===== RAW RECORDS
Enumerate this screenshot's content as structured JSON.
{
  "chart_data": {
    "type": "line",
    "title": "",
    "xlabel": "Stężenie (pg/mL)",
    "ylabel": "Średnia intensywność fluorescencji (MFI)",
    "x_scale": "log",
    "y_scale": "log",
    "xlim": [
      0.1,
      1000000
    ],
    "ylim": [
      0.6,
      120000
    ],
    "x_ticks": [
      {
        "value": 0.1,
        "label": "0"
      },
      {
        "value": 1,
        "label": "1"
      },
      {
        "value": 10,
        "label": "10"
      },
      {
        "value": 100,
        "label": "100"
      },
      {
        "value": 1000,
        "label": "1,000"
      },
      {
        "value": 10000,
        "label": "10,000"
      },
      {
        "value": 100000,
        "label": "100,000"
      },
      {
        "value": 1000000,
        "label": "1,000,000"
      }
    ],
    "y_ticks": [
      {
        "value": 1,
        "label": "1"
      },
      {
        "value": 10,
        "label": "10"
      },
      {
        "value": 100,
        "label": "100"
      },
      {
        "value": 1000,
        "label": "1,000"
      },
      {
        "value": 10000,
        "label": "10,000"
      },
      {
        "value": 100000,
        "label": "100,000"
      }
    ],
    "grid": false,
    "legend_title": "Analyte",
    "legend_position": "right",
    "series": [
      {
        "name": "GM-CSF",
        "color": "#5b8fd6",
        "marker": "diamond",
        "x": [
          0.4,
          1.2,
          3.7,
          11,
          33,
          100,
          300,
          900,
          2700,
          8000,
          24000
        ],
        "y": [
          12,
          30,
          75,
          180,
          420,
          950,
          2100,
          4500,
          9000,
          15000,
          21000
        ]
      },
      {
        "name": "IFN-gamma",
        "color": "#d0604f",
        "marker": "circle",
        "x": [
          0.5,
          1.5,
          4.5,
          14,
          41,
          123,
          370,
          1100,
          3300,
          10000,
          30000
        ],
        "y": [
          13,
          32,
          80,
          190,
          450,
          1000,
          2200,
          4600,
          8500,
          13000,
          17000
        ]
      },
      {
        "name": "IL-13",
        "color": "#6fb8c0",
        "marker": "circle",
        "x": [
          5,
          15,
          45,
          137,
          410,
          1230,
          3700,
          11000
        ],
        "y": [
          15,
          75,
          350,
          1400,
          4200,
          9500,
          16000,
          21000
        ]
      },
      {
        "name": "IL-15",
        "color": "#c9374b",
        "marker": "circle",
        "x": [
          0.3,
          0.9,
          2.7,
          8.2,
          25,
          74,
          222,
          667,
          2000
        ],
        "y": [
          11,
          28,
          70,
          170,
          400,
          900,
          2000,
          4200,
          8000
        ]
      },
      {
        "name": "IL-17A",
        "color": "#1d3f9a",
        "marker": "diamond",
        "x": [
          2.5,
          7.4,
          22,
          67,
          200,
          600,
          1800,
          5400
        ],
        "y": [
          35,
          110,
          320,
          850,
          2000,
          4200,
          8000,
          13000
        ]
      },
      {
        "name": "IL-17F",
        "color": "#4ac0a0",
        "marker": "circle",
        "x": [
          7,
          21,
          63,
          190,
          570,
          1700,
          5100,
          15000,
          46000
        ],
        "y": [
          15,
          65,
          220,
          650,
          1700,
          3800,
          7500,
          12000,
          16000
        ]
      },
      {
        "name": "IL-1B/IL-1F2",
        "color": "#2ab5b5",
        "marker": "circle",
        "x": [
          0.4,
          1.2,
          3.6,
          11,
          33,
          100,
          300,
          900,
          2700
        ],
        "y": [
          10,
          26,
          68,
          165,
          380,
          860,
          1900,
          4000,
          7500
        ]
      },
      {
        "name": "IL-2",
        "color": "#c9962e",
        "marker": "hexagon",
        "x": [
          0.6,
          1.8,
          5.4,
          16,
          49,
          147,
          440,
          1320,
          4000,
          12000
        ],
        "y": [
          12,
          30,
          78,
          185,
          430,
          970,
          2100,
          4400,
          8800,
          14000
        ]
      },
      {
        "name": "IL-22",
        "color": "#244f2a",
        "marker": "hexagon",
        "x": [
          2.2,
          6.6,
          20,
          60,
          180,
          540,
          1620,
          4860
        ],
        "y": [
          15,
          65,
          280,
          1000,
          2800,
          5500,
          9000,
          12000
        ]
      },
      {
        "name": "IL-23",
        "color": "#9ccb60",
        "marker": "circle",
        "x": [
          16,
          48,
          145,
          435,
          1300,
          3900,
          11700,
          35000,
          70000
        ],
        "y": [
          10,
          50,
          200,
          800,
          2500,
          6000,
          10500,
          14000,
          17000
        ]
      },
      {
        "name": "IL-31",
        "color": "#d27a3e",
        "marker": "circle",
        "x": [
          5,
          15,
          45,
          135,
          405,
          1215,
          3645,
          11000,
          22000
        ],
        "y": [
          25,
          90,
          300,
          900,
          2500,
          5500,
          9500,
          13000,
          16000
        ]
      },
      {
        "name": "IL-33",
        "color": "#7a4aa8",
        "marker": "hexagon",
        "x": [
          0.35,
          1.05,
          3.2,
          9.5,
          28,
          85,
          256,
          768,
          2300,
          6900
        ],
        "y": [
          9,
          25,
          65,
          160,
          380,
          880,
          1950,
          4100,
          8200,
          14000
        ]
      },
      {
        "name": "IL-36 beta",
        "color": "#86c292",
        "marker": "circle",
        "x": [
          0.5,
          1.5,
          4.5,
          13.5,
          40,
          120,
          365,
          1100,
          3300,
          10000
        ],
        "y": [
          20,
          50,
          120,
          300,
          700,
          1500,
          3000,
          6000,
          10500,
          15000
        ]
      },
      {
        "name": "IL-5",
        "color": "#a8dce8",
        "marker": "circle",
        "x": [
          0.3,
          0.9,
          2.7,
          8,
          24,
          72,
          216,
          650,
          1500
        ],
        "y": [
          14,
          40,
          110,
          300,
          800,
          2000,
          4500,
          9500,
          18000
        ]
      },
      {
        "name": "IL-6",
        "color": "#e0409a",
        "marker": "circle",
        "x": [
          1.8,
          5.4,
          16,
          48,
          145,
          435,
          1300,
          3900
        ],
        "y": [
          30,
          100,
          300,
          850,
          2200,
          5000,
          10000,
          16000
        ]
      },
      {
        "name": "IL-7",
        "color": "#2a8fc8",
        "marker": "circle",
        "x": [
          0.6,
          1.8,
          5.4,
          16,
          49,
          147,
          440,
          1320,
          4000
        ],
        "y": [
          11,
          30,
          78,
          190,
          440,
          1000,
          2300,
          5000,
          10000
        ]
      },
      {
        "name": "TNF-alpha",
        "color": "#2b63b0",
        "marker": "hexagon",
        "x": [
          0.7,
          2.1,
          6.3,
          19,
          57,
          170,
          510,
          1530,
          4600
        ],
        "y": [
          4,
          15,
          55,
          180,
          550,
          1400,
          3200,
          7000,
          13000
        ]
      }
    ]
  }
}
==========
===== RAW RECORDS
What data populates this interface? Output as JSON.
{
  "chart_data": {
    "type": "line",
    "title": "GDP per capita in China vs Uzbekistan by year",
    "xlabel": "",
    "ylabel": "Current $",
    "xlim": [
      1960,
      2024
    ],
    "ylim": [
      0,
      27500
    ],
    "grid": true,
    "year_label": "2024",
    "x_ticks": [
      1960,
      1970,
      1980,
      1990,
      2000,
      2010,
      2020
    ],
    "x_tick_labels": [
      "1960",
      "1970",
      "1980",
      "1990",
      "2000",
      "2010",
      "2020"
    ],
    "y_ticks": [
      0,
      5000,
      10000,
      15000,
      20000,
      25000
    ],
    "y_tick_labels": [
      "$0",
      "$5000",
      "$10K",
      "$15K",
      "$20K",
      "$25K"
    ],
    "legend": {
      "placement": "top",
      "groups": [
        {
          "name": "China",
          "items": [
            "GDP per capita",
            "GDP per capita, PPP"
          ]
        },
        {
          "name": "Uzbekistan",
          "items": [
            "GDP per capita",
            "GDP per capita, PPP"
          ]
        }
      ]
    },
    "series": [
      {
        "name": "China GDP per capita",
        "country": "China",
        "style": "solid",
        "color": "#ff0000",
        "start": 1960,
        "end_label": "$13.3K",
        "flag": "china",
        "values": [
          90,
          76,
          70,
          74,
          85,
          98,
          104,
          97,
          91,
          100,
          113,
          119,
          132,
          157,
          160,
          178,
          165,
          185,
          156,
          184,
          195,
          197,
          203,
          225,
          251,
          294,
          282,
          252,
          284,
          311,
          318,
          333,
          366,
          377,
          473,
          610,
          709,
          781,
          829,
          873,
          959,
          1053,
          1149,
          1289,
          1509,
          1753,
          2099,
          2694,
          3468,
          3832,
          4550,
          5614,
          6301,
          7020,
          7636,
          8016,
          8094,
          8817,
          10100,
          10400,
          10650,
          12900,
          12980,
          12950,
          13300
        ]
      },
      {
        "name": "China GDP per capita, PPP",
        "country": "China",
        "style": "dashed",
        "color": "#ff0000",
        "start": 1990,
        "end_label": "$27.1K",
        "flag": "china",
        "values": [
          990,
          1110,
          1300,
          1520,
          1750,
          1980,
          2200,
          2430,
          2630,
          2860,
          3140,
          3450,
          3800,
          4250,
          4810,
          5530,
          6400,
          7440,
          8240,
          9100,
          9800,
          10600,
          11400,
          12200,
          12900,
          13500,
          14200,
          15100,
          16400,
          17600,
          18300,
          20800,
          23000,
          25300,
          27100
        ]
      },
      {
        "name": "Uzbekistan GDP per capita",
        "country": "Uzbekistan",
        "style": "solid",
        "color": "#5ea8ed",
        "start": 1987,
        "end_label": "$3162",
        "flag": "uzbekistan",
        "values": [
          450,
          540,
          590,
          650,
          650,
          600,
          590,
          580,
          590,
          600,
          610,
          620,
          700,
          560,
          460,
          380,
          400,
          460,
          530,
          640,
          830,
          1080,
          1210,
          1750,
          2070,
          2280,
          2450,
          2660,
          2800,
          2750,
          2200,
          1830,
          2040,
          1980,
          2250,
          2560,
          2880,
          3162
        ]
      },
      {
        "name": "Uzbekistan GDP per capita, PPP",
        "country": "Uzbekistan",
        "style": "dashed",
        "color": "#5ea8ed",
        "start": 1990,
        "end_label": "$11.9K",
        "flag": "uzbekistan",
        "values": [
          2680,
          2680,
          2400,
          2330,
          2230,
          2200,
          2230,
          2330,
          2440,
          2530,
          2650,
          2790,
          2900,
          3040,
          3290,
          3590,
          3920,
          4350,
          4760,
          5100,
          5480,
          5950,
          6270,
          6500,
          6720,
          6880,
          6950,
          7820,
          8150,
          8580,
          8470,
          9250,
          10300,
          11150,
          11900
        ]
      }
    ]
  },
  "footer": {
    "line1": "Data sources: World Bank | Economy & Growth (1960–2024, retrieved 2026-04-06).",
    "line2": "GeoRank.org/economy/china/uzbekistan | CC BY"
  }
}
==========
* _PROBLEM REQUIREMENTS_
Review the material and copy each line in which the word "this" appears.

* _TASK ANSWER_
Enumerate this screenshot's content as structured JSON.
What data populates this interface? Output as JSON.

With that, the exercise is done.